(Stored entries)
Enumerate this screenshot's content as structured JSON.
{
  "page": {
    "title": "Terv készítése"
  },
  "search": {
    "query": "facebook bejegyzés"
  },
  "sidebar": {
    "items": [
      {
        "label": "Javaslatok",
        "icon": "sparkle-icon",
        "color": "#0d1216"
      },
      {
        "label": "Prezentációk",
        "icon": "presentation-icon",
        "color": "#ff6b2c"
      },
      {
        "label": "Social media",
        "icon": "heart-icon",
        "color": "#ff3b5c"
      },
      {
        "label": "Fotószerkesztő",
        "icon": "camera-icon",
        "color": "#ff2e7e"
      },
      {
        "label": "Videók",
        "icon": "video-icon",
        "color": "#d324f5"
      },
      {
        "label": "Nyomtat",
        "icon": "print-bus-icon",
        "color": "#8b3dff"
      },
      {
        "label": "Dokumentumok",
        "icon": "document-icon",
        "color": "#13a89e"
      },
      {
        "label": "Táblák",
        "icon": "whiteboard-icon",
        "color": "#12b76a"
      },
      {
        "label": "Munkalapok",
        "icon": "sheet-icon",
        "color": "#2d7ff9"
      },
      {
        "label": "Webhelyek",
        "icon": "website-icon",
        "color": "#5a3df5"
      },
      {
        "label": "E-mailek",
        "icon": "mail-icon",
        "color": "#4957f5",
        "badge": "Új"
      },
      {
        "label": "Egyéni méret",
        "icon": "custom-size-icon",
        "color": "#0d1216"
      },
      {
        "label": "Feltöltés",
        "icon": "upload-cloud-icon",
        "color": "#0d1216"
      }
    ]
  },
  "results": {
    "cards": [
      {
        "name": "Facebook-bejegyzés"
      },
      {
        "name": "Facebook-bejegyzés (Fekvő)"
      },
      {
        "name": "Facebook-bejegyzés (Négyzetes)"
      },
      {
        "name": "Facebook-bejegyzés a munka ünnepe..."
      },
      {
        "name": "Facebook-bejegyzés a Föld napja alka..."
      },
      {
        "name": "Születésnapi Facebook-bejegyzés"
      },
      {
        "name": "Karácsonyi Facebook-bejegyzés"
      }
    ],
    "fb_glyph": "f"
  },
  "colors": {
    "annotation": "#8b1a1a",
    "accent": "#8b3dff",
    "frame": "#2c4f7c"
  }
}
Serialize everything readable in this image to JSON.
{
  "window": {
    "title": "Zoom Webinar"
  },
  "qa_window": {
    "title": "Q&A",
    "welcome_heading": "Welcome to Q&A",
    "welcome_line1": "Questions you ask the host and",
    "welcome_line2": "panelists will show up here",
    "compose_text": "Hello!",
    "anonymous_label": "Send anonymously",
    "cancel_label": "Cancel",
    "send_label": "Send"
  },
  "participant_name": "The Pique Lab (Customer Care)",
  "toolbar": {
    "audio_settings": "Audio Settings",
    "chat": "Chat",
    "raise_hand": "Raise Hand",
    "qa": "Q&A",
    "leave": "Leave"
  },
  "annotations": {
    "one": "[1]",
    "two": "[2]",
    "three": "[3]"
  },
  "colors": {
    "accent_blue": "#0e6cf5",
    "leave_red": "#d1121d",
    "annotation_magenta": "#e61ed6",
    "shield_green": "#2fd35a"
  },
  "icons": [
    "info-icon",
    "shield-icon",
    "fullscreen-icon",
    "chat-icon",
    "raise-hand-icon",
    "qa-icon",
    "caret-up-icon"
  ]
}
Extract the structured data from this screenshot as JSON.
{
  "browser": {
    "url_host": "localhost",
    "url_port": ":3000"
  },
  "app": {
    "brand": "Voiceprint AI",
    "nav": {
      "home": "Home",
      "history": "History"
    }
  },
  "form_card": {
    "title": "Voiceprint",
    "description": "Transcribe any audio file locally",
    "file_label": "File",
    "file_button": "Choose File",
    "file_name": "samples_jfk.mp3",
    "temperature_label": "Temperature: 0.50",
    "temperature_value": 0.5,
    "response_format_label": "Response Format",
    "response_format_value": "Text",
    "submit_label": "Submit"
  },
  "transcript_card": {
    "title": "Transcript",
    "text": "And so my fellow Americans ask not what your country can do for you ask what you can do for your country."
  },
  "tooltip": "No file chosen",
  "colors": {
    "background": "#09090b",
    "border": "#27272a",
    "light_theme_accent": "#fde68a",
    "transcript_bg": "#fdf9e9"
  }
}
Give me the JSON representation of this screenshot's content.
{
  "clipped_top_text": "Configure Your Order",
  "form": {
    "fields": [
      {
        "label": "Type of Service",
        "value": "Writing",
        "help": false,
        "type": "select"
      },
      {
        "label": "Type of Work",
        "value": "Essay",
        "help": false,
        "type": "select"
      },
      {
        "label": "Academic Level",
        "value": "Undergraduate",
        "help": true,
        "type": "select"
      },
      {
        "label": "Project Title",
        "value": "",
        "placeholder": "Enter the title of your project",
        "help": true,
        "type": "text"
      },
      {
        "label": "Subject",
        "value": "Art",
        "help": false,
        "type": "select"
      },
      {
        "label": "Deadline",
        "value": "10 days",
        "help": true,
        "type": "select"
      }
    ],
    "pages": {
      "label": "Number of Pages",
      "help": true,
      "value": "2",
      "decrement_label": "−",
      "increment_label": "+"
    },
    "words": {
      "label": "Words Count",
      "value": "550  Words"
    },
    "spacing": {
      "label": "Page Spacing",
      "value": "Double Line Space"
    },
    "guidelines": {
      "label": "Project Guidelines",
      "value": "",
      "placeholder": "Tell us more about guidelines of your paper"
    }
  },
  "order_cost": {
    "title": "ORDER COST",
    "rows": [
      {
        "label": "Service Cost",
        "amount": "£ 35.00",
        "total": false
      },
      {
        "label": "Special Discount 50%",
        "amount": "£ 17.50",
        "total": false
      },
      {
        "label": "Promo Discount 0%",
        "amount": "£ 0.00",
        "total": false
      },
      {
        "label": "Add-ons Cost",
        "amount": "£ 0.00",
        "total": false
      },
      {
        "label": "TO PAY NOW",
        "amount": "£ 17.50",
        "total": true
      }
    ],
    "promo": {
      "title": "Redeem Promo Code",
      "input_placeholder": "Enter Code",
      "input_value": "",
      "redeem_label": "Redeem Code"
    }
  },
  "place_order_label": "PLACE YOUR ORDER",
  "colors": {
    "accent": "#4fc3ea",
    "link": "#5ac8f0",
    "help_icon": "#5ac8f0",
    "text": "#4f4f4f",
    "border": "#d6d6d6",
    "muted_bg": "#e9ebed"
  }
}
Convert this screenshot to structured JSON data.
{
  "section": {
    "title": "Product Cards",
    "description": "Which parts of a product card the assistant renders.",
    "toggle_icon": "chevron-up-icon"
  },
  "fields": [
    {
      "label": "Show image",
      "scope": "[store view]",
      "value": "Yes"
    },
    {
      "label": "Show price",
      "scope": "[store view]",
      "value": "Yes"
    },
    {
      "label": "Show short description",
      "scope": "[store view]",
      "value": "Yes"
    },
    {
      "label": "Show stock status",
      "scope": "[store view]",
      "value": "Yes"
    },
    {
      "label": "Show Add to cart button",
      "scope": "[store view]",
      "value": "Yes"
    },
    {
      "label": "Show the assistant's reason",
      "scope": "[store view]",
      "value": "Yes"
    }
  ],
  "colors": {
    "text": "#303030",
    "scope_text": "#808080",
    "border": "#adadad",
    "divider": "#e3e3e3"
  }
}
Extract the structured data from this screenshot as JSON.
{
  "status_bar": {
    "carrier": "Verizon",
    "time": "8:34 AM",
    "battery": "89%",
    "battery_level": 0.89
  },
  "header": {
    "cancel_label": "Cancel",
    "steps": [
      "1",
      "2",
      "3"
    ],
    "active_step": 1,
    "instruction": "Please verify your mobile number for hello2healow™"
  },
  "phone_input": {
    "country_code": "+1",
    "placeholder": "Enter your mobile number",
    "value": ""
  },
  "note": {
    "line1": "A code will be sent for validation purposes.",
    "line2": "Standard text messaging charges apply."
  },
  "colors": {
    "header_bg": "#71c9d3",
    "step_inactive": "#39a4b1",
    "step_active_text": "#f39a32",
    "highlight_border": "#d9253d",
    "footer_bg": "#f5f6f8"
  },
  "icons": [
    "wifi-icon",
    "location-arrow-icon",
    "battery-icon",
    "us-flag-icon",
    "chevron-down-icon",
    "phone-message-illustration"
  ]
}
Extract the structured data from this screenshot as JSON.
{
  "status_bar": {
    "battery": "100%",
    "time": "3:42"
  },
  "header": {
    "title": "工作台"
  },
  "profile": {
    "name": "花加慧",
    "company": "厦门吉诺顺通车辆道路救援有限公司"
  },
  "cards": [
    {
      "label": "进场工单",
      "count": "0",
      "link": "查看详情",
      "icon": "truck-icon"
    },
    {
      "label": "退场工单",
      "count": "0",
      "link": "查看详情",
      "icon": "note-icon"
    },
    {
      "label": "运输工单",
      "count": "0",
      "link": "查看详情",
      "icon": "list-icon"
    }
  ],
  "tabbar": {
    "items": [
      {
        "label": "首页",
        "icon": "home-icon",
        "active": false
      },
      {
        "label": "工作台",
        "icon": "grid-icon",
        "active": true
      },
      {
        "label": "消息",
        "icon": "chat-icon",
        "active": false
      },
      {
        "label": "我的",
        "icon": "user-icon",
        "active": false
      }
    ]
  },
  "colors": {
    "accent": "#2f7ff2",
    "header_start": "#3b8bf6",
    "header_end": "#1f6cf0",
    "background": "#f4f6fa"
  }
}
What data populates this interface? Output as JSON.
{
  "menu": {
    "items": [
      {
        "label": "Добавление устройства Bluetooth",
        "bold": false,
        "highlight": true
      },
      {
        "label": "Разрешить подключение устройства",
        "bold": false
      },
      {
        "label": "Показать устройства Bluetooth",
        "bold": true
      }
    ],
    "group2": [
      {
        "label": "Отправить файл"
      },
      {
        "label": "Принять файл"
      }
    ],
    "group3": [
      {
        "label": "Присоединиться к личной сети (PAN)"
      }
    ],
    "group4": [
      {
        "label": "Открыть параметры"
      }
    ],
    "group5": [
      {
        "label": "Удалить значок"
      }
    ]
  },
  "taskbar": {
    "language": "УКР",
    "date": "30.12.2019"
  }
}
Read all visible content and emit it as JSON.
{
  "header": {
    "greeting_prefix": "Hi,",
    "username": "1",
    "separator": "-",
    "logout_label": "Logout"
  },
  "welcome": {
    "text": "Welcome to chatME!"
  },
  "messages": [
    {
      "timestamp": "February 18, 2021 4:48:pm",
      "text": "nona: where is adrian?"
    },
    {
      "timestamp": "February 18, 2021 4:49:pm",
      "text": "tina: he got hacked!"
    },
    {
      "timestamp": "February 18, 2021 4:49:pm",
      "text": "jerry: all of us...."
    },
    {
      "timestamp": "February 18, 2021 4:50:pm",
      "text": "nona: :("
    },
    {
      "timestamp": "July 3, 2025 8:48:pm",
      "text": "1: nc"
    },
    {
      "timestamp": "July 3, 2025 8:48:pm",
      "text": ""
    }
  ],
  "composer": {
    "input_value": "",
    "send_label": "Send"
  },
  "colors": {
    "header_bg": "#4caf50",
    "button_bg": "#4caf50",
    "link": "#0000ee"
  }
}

Your instructions >>
Quote exactly what appears from the line containing "Read all visible content and emit it as JSON." through the final line of the listing above, including both of those lines.

Result of the exercise >>
Read all visible content and emit it as JSON.
{
  "header": {
    "greeting_prefix": "Hi,",
    "username": "1",
    "separator": "-",
    "logout_label": "Logout"
  },
  "welcome": {
    "text": "Welcome to chatME!"
  },
  "messages": [
    {
      "timestamp": "February 18, 2021 4:48:pm",
      "text": "nona: where is adrian?"
    },
    {
      "timestamp": "February 18, 2021 4:49:pm",
      "text": "tina: he got hacked!"
    },
    {
      "timestamp": "February 18, 2021 4:49:pm",
      "text": "jerry: all of us...."
    },
    {
      "timestamp": "February 18, 2021 4:50:pm",
      "text": "nona: :("
    },
    {
      "timestamp": "July 3, 2025 8:48:pm",
      "text": "1: nc"
    },
    {
      "timestamp": "July 3, 2025 8:48:pm",
      "text": ""
    }
  ],
  "composer": {
    "input_value": "",
    "send_label": "Send"
  },
  "colors": {
    "header_bg": "#4caf50",
    "button_bg": "#4caf50",
    "link": "#0000ee"
  }
}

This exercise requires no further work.